Problem to solve: In the data below, find the line with "Read out every word on this page." and output it along with every later line, exactly, but not the pictures.

Supplied data:

====

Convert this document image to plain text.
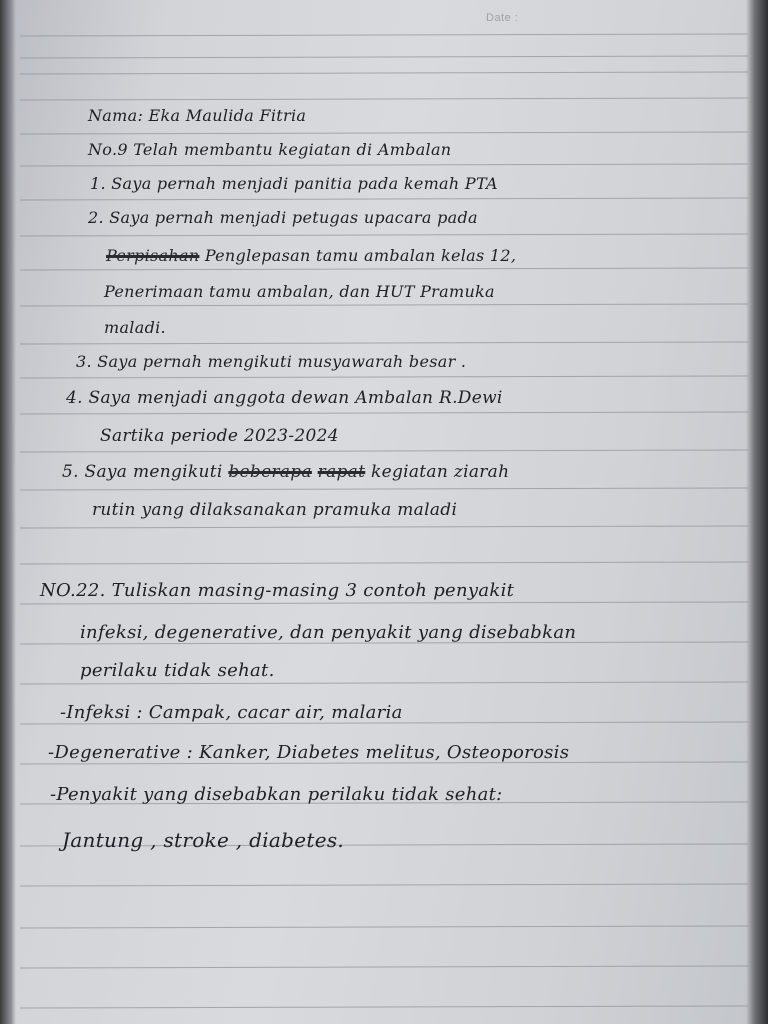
Date :
Nama: Eka Maulida Fitria
No.9 Telah membantu kegiatan di Ambalan
1. Saya pernah menjadi panitia pada kemah PTA
2. Saya pernah menjadi petugas upacara pada
Perpisahan Penglepasan tamu ambalan kelas 12,
Penerimaan tamu ambalan, dan HUT Pramuka
maladi.
3. Saya pernah mengikuti musyawarah besar .
4. Saya menjadi anggota dewan Ambalan R.Dewi
Sartika periode 2023-2024
5. Saya mengikuti beberapa rapat kegiatan ziarah
rutin yang dilaksanakan pramuka maladi
NO.22. Tuliskan masing-masing 3 contoh penyakit
infeksi, degenerative, dan penyakit yang disebabkan
perilaku tidak sehat.
-Infeksi : Campak, cacar air, malaria
-Degenerative : Kanker, Diabetes melitus, Osteoporosis
-Penyakit yang disebabkan perilaku tidak sehat:
Jantung , stroke , diabetes.
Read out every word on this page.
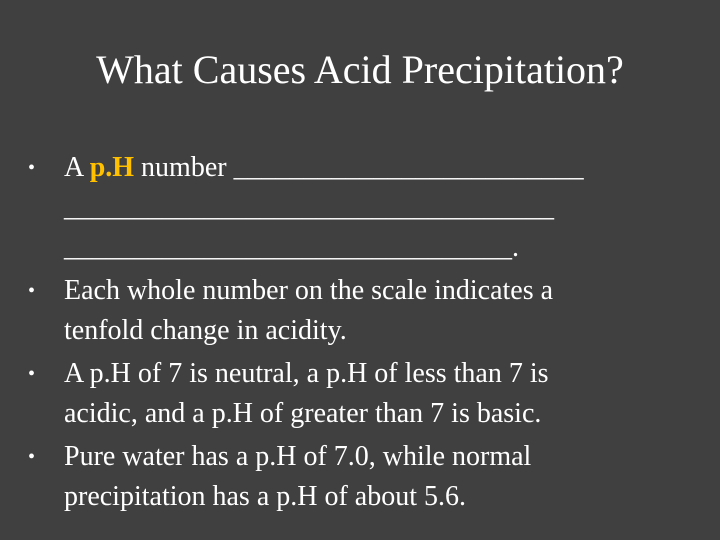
What Causes Acid Precipitation?
•	A p.H number _________________________
___________________________________
________________________________.
•	Each whole number on the scale indicates a
tenfold change in acidity.
•	A p.H of 7 is neutral, a p.H of less than 7 is
acidic, and a p.H of greater than 7 is basic.
•	Pure water has a p.H of 7.0, while normal
precipitation has a p.H of about 5.6.
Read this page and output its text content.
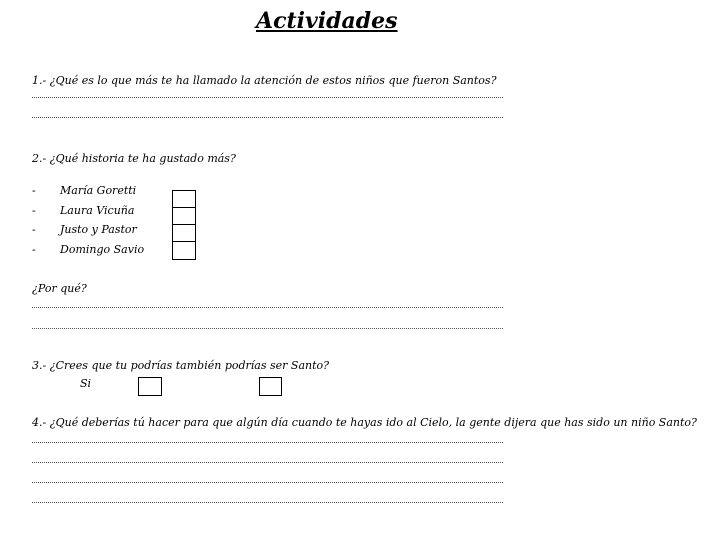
Actividades
1.- ¿Qué es lo que más te ha llamado la atención de estos niños que fueron Santos?
2.- ¿Qué historia te ha gustado más?
- María Goretti
- Laura Vicuña
- Justo y Pastor
- Domingo Savio
¿Por qué?
3.- ¿Crees que tu podrías también podrías ser Santo?
Si
4.- ¿Qué deberías tú hacer para que algún día cuando te hayas ido al Cielo, la gente dijera que has sido un niño Santo?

====

Result below:
Read out every word on this page.
What Causes Acid Precipitation?
•	A p.H number _________________________
___________________________________
________________________________.
•	Each whole number on the scale indicates a
tenfold change in acidity.
•	A p.H of 7 is neutral, a p.H of less than 7 is
acidic, and a p.H of greater than 7 is basic.
•	Pure water has a p.H of 7.0, while normal
precipitation has a p.H of about 5.6.
Read this page and output its text content.
Actividades
1.- ¿Qué es lo que más te ha llamado la atención de estos niños que fueron Santos?
2.- ¿Qué historia te ha gustado más?
- María Goretti
- Laura Vicuña
- Justo y Pastor
- Domingo Savio
¿Por qué?
3.- ¿Crees que tu podrías también podrías ser Santo?
Si
4.- ¿Qué deberías tú hacer para que algún día cuando te hayas ido al Cielo, la gente dijera que has sido un niño Santo?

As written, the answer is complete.